====== STORED RECORDS ======

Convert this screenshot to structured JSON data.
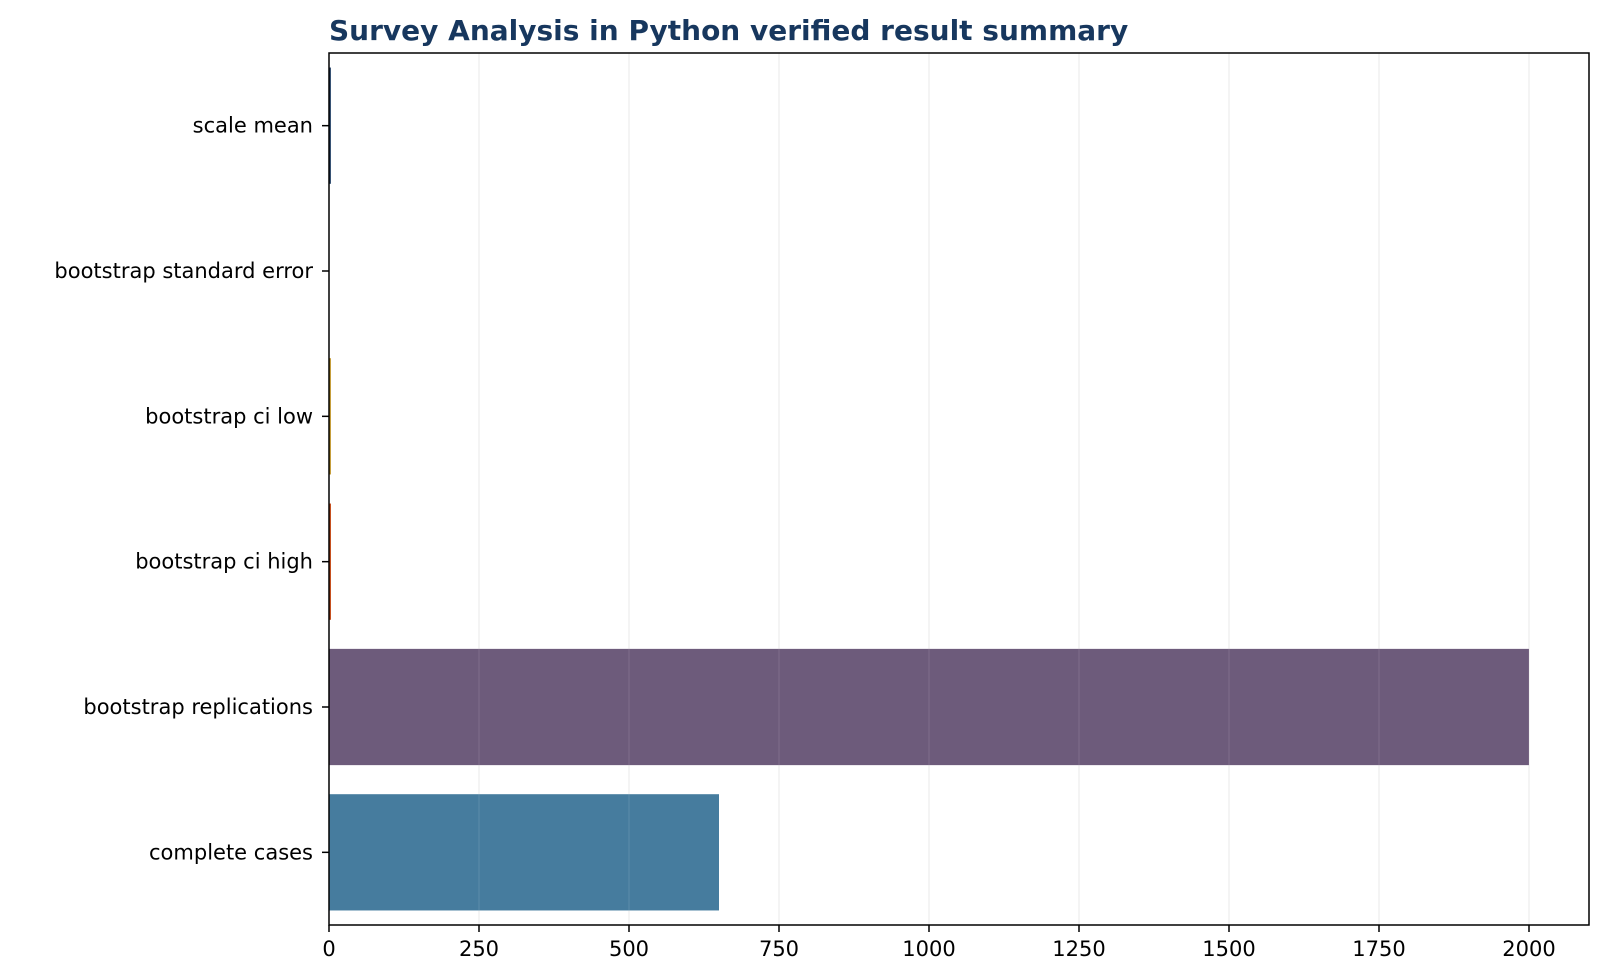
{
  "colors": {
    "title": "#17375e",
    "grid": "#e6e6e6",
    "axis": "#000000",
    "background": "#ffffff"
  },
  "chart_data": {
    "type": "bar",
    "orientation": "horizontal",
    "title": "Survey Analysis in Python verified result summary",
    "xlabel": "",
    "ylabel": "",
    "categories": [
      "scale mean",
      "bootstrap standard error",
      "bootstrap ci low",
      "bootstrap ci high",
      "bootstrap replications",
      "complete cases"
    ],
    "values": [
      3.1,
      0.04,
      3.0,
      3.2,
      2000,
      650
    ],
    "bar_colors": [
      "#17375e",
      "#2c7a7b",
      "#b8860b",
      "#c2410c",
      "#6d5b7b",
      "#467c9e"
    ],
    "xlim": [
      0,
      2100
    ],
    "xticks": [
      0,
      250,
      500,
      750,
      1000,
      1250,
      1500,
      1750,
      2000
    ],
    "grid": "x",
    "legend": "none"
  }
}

======

Restate each line of the records exactly; pictures do not belong in the copy.

RESPONSE
Convert this screenshot to structured JSON data.
{
  "colors": {
    "title": "#17375e",
    "grid": "#e6e6e6",
    "axis": "#000000",
    "background": "#ffffff"
  },
  "chart_data": {
    "type": "bar",
    "orientation": "horizontal",
    "title": "Survey Analysis in Python verified result summary",
    "xlabel": "",
    "ylabel": "",
    "categories": [
      "scale mean",
      "bootstrap standard error",
      "bootstrap ci low",
      "bootstrap ci high",
      "bootstrap replications",
      "complete cases"
    ],
    "values": [
      3.1,
      0.04,
      3.0,
      3.2,
      2000,
      650
    ],
    "bar_colors": [
      "#17375e",
      "#2c7a7b",
      "#b8860b",
      "#c2410c",
      "#6d5b7b",
      "#467c9e"
    ],
    "xlim": [
      0,
      2100
    ],
    "xticks": [
      0,
      250,
      500,
      750,
      1000,
      1250,
      1500,
      1750,
      2000
    ],
    "grid": "x",
    "legend": "none"
  }
}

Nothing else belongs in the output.